* [Records supplied]:
## Begin

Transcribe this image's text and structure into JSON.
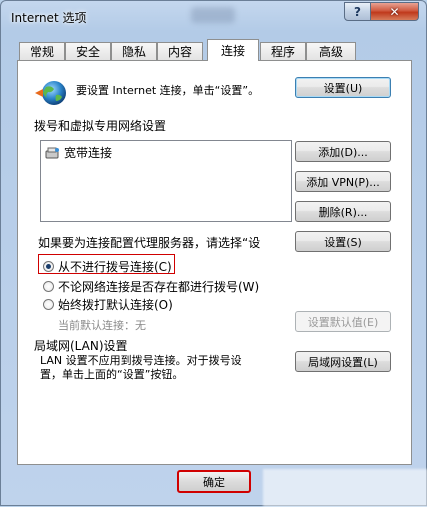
{
  "window": {
    "title": "Internet 选项",
    "help_label": "?",
    "close_label": "✕"
  },
  "tabs": [
    {
      "label": "常规"
    },
    {
      "label": "安全"
    },
    {
      "label": "隐私"
    },
    {
      "label": "内容"
    },
    {
      "label": "连接"
    },
    {
      "label": "程序"
    },
    {
      "label": "高级"
    }
  ],
  "setup": {
    "text": "要设置 Internet 连接，单击“设置”。",
    "button": "设置(U)"
  },
  "dialup": {
    "section_label": "拨号和虚拟专用网络设置",
    "connections": [
      "宽带连接"
    ],
    "add_button": "添加(D)...",
    "add_vpn_button": "添加 VPN(P)...",
    "delete_button": "删除(R)...",
    "proxy_text": "如果要为连接配置代理服务器，请选择“设",
    "settings_button": "设置(S)",
    "options": [
      {
        "label": "从不进行拨号连接(C)",
        "selected": true
      },
      {
        "label": "不论网络连接是否存在都进行拨号(W)",
        "selected": false
      },
      {
        "label": "始终拨打默认连接(O)",
        "selected": false
      }
    ],
    "current_default_label": "当前默认连接：",
    "current_default_value": "无",
    "set_default_button": "设置默认值(E)"
  },
  "lan": {
    "section_label": "局域网(LAN)设置",
    "text_line1": "LAN 设置不应用到拨号连接。对于拨号设",
    "text_line2": "置，单击上面的“设置”按钮。",
    "button": "局域网设置(L)"
  },
  "footer": {
    "ok_button": "确定"
  },
  "colors": {
    "accent_red": "#d00000"
  }
}
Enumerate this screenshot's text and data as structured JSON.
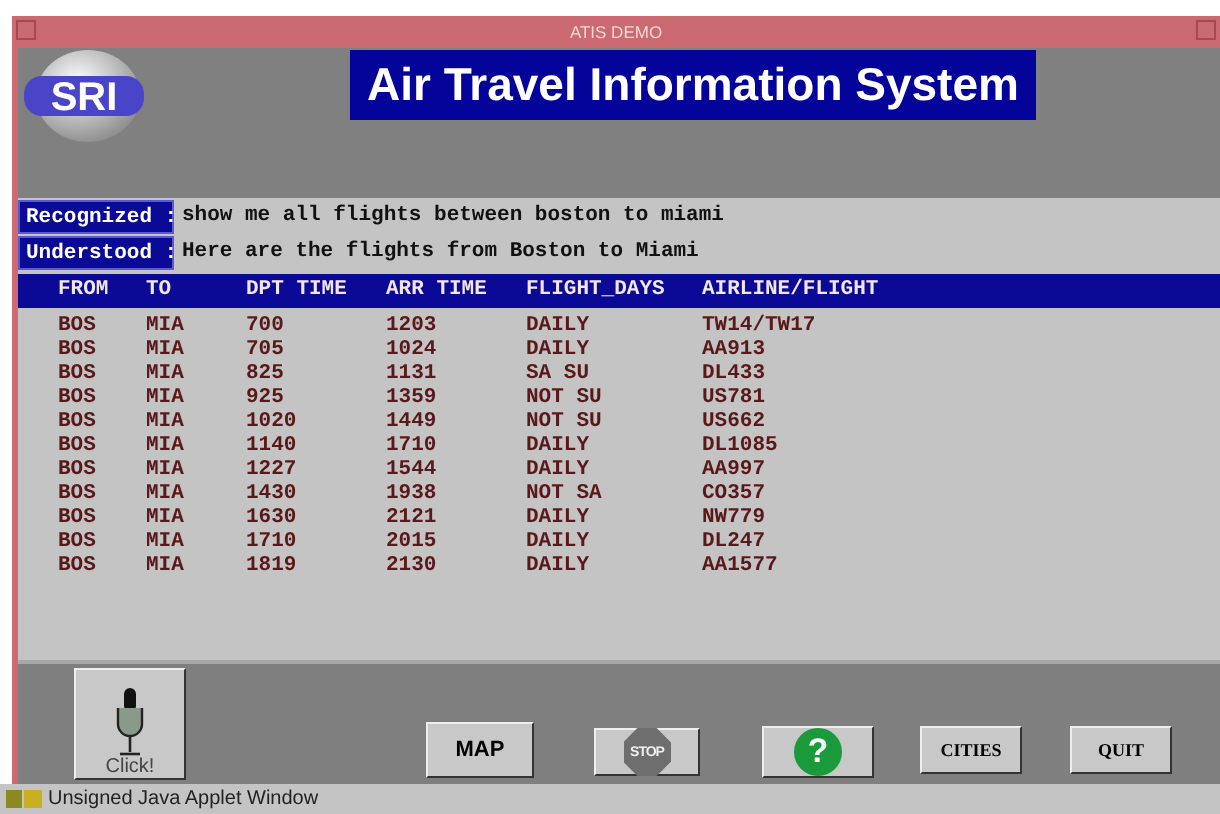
{
  "window": {
    "title": "ATIS DEMO"
  },
  "logo": {
    "text": "SRI"
  },
  "header": {
    "title": "Air Travel Information System"
  },
  "dialogue": [
    {
      "label": "Recognized :",
      "text": "show me all flights between boston to miami"
    },
    {
      "label": "Understood :",
      "text": "Here are the flights from Boston to Miami"
    }
  ],
  "table": {
    "columns": [
      "FROM",
      "TO",
      "DPT TIME",
      "ARR TIME",
      "FLIGHT_DAYS",
      "AIRLINE/FLIGHT"
    ],
    "rows": [
      [
        "BOS",
        "MIA",
        "700",
        "1203",
        "DAILY",
        "TW14/TW17"
      ],
      [
        "BOS",
        "MIA",
        "705",
        "1024",
        "DAILY",
        "AA913"
      ],
      [
        "BOS",
        "MIA",
        "825",
        "1131",
        "SA SU",
        "DL433"
      ],
      [
        "BOS",
        "MIA",
        "925",
        "1359",
        "NOT SU",
        "US781"
      ],
      [
        "BOS",
        "MIA",
        "1020",
        "1449",
        "NOT SU",
        "US662"
      ],
      [
        "BOS",
        "MIA",
        "1140",
        "1710",
        "DAILY",
        "DL1085"
      ],
      [
        "BOS",
        "MIA",
        "1227",
        "1544",
        "DAILY",
        "AA997"
      ],
      [
        "BOS",
        "MIA",
        "1430",
        "1938",
        "NOT SA",
        "CO357"
      ],
      [
        "BOS",
        "MIA",
        "1630",
        "2121",
        "DAILY",
        "NW779"
      ],
      [
        "BOS",
        "MIA",
        "1710",
        "2015",
        "DAILY",
        "DL247"
      ],
      [
        "BOS",
        "MIA",
        "1819",
        "2130",
        "DAILY",
        "AA1577"
      ]
    ]
  },
  "mic_button": {
    "label": "Click!"
  },
  "buttons": [
    {
      "kind": "text",
      "label": "MAP"
    },
    {
      "kind": "stop",
      "label": "STOP"
    },
    {
      "kind": "help",
      "label": "?"
    },
    {
      "kind": "small",
      "label": "CITIES"
    },
    {
      "kind": "small",
      "label": "QUIT"
    }
  ],
  "status_bar": {
    "text": "Unsigned Java Applet Window"
  }
}
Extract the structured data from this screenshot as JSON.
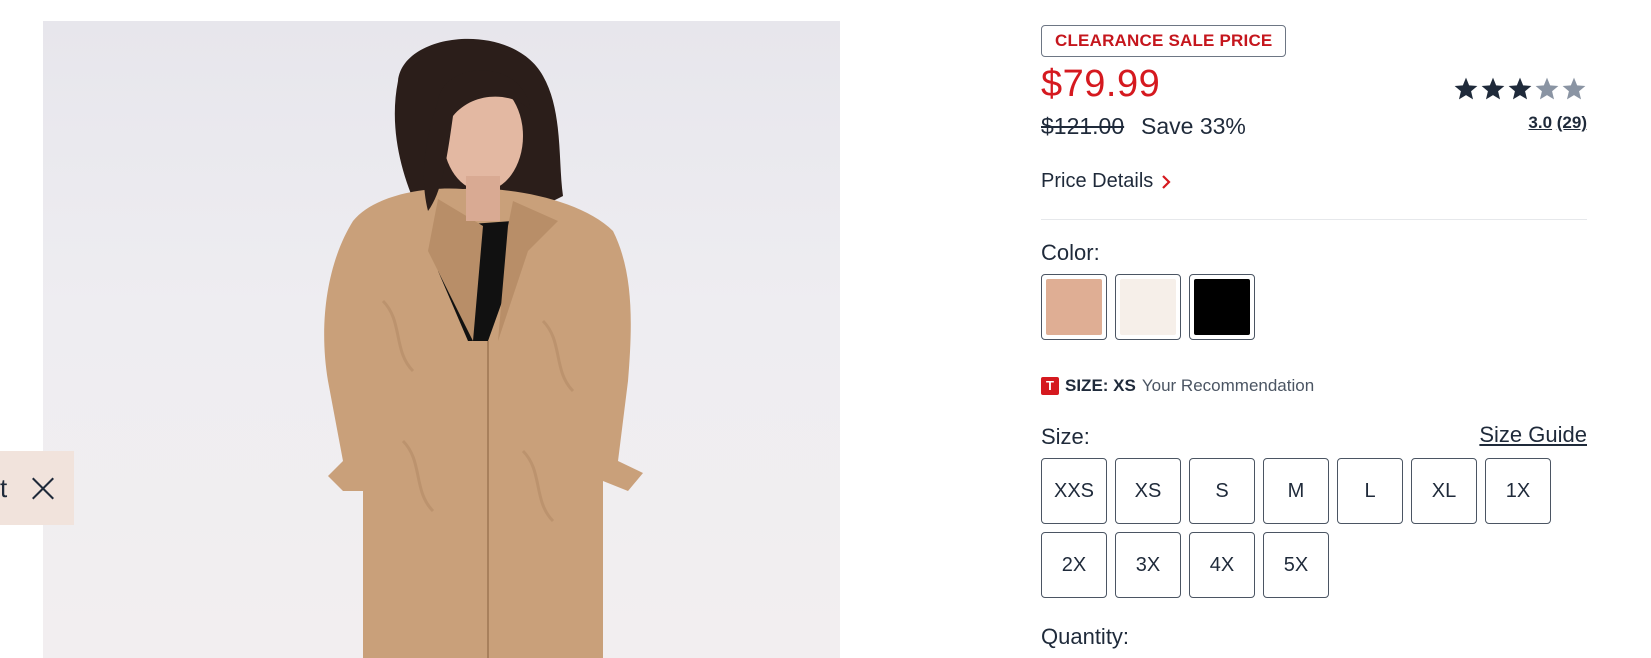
{
  "product_image": {
    "alt": "Woman wearing a tan quilted long coat over a black top"
  },
  "feedback_tab": {
    "label": "t"
  },
  "badge": "CLEARANCE SALE PRICE",
  "pricing": {
    "sale_price": "$79.99",
    "original_price": "$121.00",
    "save": "Save 33%"
  },
  "rating": {
    "value": "3.0",
    "count": "(29)",
    "stars_filled": 3,
    "stars_total": 5
  },
  "price_details": "Price Details",
  "color": {
    "label": "Color:",
    "swatches": [
      {
        "name": "tan",
        "hex": "#dfae94"
      },
      {
        "name": "cream",
        "hex": "#f6efe9"
      },
      {
        "name": "black",
        "hex": "#000000"
      }
    ]
  },
  "size_recommendation": {
    "icon": "T",
    "size_text": "SIZE: XS",
    "text": "Your Recommendation"
  },
  "size": {
    "label": "Size:",
    "guide": "Size Guide",
    "options": [
      "XXS",
      "XS",
      "S",
      "M",
      "L",
      "XL",
      "1X",
      "2X",
      "3X",
      "4X",
      "5X"
    ]
  },
  "quantity": {
    "label": "Quantity:"
  },
  "colors": {
    "accent_red": "#d5191f",
    "text_dark": "#1f2a3a",
    "star_filled": "#1f2a3a",
    "star_empty": "#8a94a3",
    "feedback_bg": "#f1e3dc"
  }
}
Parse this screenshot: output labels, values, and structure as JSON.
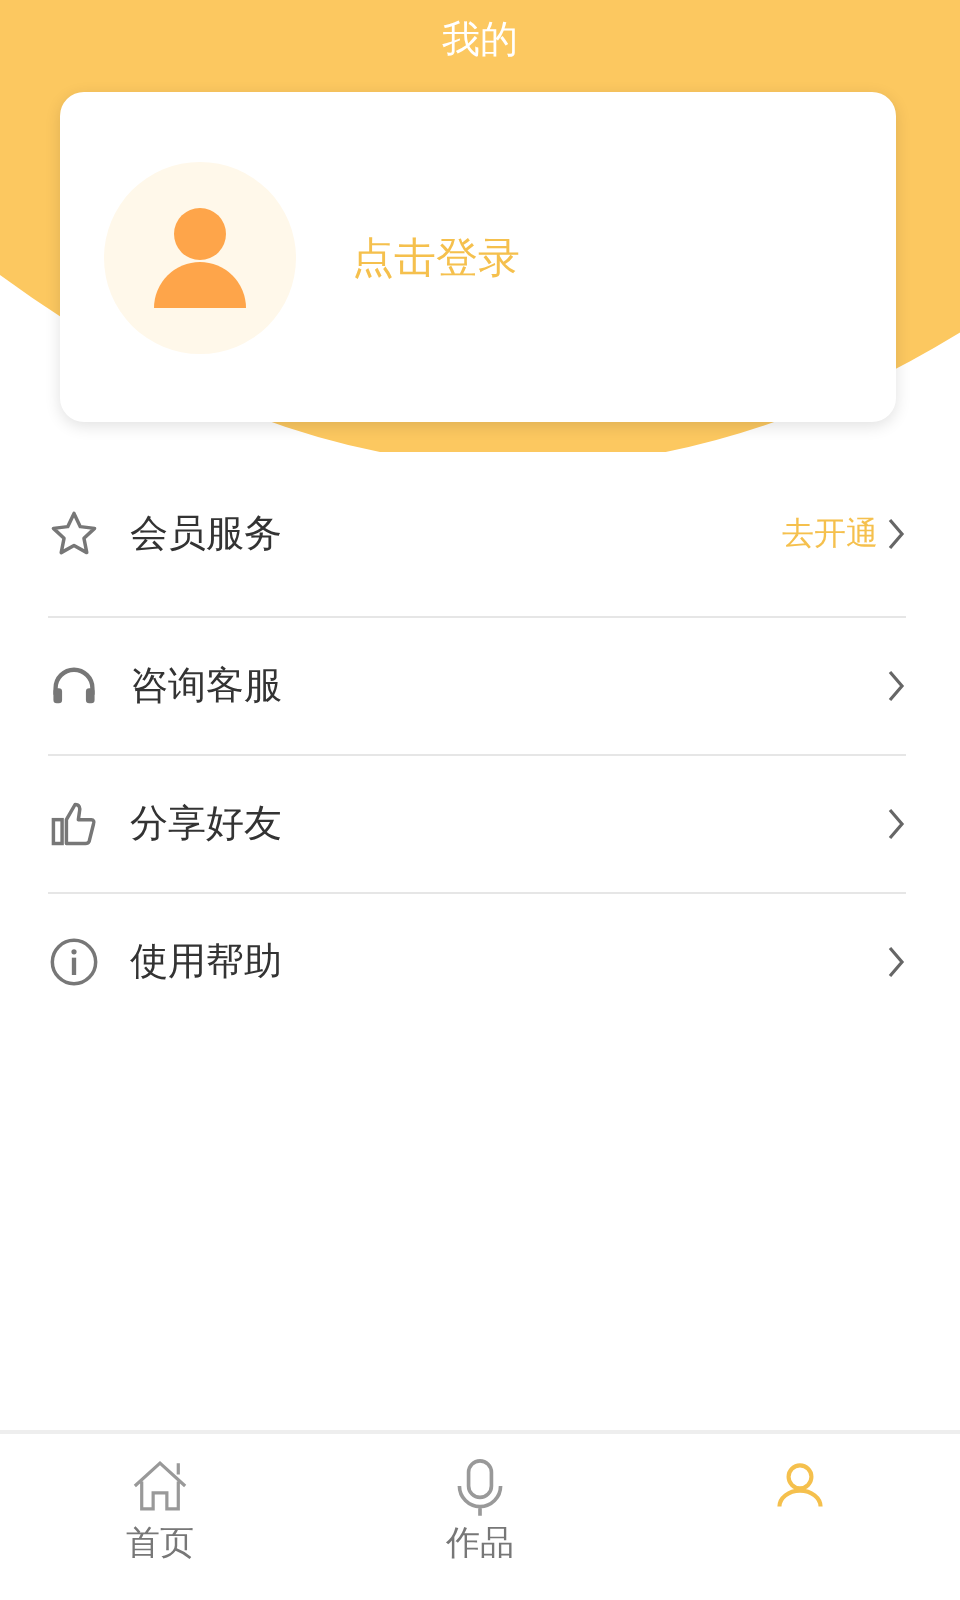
{
  "header": {
    "title": "我的"
  },
  "profile": {
    "login_label": "点击登录"
  },
  "menu": [
    {
      "kind": "star",
      "label": "会员服务",
      "action": "去开通"
    },
    {
      "kind": "headset",
      "label": "咨询客服"
    },
    {
      "kind": "thumb",
      "label": "分享好友"
    },
    {
      "kind": "info",
      "label": "使用帮助"
    }
  ],
  "tab_bar": [
    {
      "kind": "home",
      "label": "首页",
      "selected": false
    },
    {
      "kind": "mic",
      "label": "作品",
      "selected": false
    },
    {
      "kind": "person",
      "selected": true
    }
  ]
}
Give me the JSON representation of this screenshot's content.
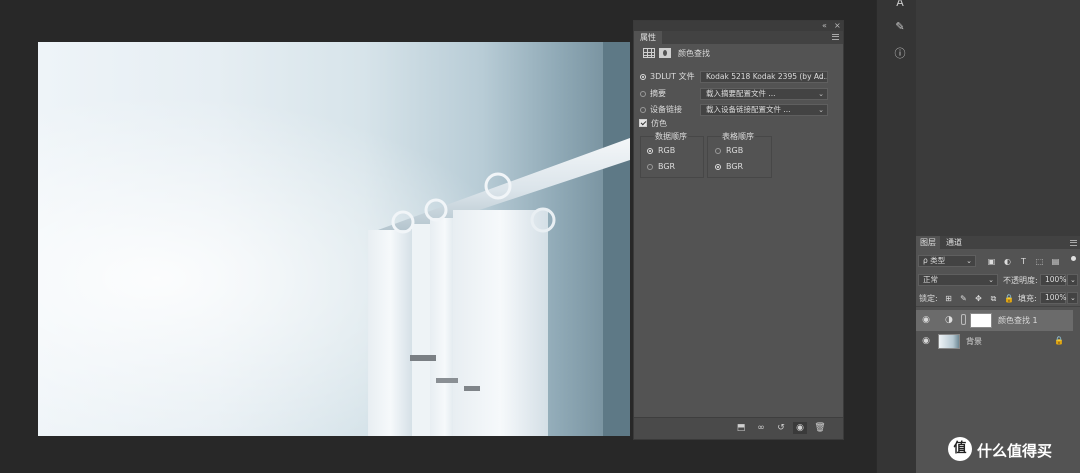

## End

* [What this task involves]: Take the data above and repeat it exactly, leaving each picture out.

* [Output of the exercise]:
Transcribe this image's text and structure into JSON.
{
  "window": {
    "title": "Internet 选项",
    "help_label": "?",
    "close_label": "✕"
  },
  "tabs": [
    {
      "label": "常规"
    },
    {
      "label": "安全"
    },
    {
      "label": "隐私"
    },
    {
      "label": "内容"
    },
    {
      "label": "连接"
    },
    {
      "label": "程序"
    },
    {
      "label": "高级"
    }
  ],
  "setup": {
    "text": "要设置 Internet 连接，单击“设置”。",
    "button": "设置(U)"
  },
  "dialup": {
    "section_label": "拨号和虚拟专用网络设置",
    "connections": [
      "宽带连接"
    ],
    "add_button": "添加(D)...",
    "add_vpn_button": "添加 VPN(P)...",
    "delete_button": "删除(R)...",
    "proxy_text": "如果要为连接配置代理服务器，请选择“设",
    "settings_button": "设置(S)",
    "options": [
      {
        "label": "从不进行拨号连接(C)",
        "selected": true
      },
      {
        "label": "不论网络连接是否存在都进行拨号(W)",
        "selected": false
      },
      {
        "label": "始终拨打默认连接(O)",
        "selected": false
      }
    ],
    "current_default_label": "当前默认连接：",
    "current_default_value": "无",
    "set_default_button": "设置默认值(E)"
  },
  "lan": {
    "section_label": "局域网(LAN)设置",
    "text_line1": "LAN 设置不应用到拨号连接。对于拨号设",
    "text_line2": "置，单击上面的“设置”按钮。",
    "button": "局域网设置(L)"
  },
  "footer": {
    "ok_button": "确定"
  },
  "colors": {
    "accent_red": "#d00000"
  }
}
Enumerate this screenshot's text and data as structured JSON.
{
  "window": {
    "title": "ATIS DEMO"
  },
  "logo": {
    "text": "SRI"
  },
  "header": {
    "title": "Air Travel Information System"
  },
  "dialogue": [
    {
      "label": "Recognized :",
      "text": "show me all flights between boston to miami"
    },
    {
      "label": "Understood :",
      "text": "Here are the flights from Boston to Miami"
    }
  ],
  "table": {
    "columns": [
      "FROM",
      "TO",
      "DPT TIME",
      "ARR TIME",
      "FLIGHT_DAYS",
      "AIRLINE/FLIGHT"
    ],
    "rows": [
      [
        "BOS",
        "MIA",
        "700",
        "1203",
        "DAILY",
        "TW14/TW17"
      ],
      [
        "BOS",
        "MIA",
        "705",
        "1024",
        "DAILY",
        "AA913"
      ],
      [
        "BOS",
        "MIA",
        "825",
        "1131",
        "SA SU",
        "DL433"
      ],
      [
        "BOS",
        "MIA",
        "925",
        "1359",
        "NOT SU",
        "US781"
      ],
      [
        "BOS",
        "MIA",
        "1020",
        "1449",
        "NOT SU",
        "US662"
      ],
      [
        "BOS",
        "MIA",
        "1140",
        "1710",
        "DAILY",
        "DL1085"
      ],
      [
        "BOS",
        "MIA",
        "1227",
        "1544",
        "DAILY",
        "AA997"
      ],
      [
        "BOS",
        "MIA",
        "1430",
        "1938",
        "NOT SA",
        "CO357"
      ],
      [
        "BOS",
        "MIA",
        "1630",
        "2121",
        "DAILY",
        "NW779"
      ],
      [
        "BOS",
        "MIA",
        "1710",
        "2015",
        "DAILY",
        "DL247"
      ],
      [
        "BOS",
        "MIA",
        "1819",
        "2130",
        "DAILY",
        "AA1577"
      ]
    ]
  },
  "mic_button": {
    "label": "Click!"
  },
  "buttons": [
    {
      "kind": "text",
      "label": "MAP"
    },
    {
      "kind": "stop",
      "label": "STOP"
    },
    {
      "kind": "help",
      "label": "?"
    },
    {
      "kind": "small",
      "label": "CITIES"
    },
    {
      "kind": "small",
      "label": "QUIT"
    }
  ],
  "status_bar": {
    "text": "Unsigned Java Applet Window"
  }
}
Extract the structured data from this screenshot as JSON.
{
  "product_image": {
    "alt": "Woman wearing a tan quilted long coat over a black top"
  },
  "feedback_tab": {
    "label": "t"
  },
  "badge": "CLEARANCE SALE PRICE",
  "pricing": {
    "sale_price": "$79.99",
    "original_price": "$121.00",
    "save": "Save 33%"
  },
  "rating": {
    "value": "3.0",
    "count": "(29)",
    "stars_filled": 3,
    "stars_total": 5
  },
  "price_details": "Price Details",
  "color": {
    "label": "Color:",
    "swatches": [
      {
        "name": "tan",
        "hex": "#dfae94"
      },
      {
        "name": "cream",
        "hex": "#f6efe9"
      },
      {
        "name": "black",
        "hex": "#000000"
      }
    ]
  },
  "size_recommendation": {
    "icon": "T",
    "size_text": "SIZE: XS",
    "text": "Your Recommendation"
  },
  "size": {
    "label": "Size:",
    "guide": "Size Guide",
    "options": [
      "XXS",
      "XS",
      "S",
      "M",
      "L",
      "XL",
      "1X",
      "2X",
      "3X",
      "4X",
      "5X"
    ]
  },
  "quantity": {
    "label": "Quantity:"
  },
  "colors": {
    "accent_red": "#d5191f",
    "text_dark": "#1f2a3a",
    "star_filled": "#1f2a3a",
    "star_empty": "#8a94a3",
    "feedback_bg": "#f1e3dc"
  }
}
Parse this screenshot: output labels, values, and structure as JSON.
{
  "header": {
    "title": "我的"
  },
  "profile": {
    "login_label": "点击登录"
  },
  "menu": [
    {
      "kind": "star",
      "label": "会员服务",
      "action": "去开通"
    },
    {
      "kind": "headset",
      "label": "咨询客服"
    },
    {
      "kind": "thumb",
      "label": "分享好友"
    },
    {
      "kind": "info",
      "label": "使用帮助"
    }
  ],
  "tab_bar": [
    {
      "kind": "home",
      "label": "首页",
      "selected": false
    },
    {
      "kind": "mic",
      "label": "作品",
      "selected": false
    },
    {
      "kind": "person",
      "selected": true
    }
  ]
}
Give me the JSON representation of this screenshot's content.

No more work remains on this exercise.